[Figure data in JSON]
**********

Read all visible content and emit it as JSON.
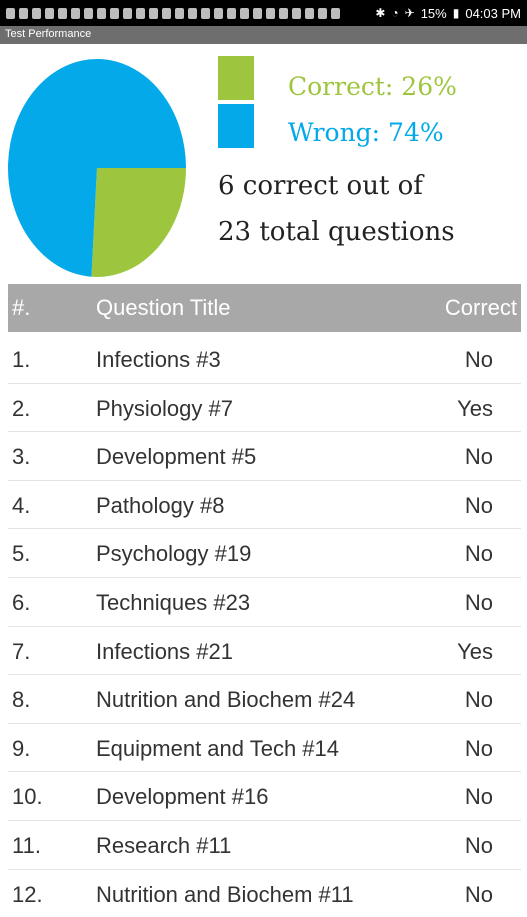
{
  "status_bar": {
    "battery": "15%",
    "time": "04:03 PM",
    "icons": [
      "notification-icon",
      "alarm-icon",
      "download-icon",
      "bluetooth-icon",
      "wifi-icon",
      "airplane-icon",
      "battery-icon"
    ]
  },
  "app_title": "Test Performance",
  "legend": {
    "correct_label": "Correct: 26%",
    "wrong_label": "Wrong: 74%",
    "correct_color": "#9dc63e",
    "wrong_color": "#03a9e8"
  },
  "summary": {
    "line1": "6 correct out of",
    "line2": "23 total questions"
  },
  "chart_data": {
    "type": "pie",
    "categories": [
      "Correct",
      "Wrong"
    ],
    "values": [
      26,
      74
    ],
    "colors": [
      "#9dc63e",
      "#03a9e8"
    ]
  },
  "table": {
    "headers": [
      "#.",
      "Question Title",
      "Correct"
    ],
    "rows": [
      [
        "1.",
        "Infections #3",
        "No"
      ],
      [
        "2.",
        "Physiology #7",
        "Yes"
      ],
      [
        "3.",
        "Development #5",
        "No"
      ],
      [
        "4.",
        "Pathology #8",
        "No"
      ],
      [
        "5.",
        "Psychology #19",
        "No"
      ],
      [
        "6.",
        "Techniques #23",
        "No"
      ],
      [
        "7.",
        "Infections #21",
        "Yes"
      ],
      [
        "8.",
        "Nutrition and Biochem #24",
        "No"
      ],
      [
        "9.",
        "Equipment and Tech #14",
        "No"
      ],
      [
        "10.",
        "Development #16",
        "No"
      ],
      [
        "11.",
        "Research #11",
        "No"
      ],
      [
        "12.",
        "Nutrition and Biochem #11",
        "No"
      ]
    ]
  }
}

**********

▸ **Exercise task**
Out of the preceding entries, pull every line containing the string "Nutrition".

▸ **Output**
        "Nutrition and Biochem #24",
        "Nutrition and Biochem #11",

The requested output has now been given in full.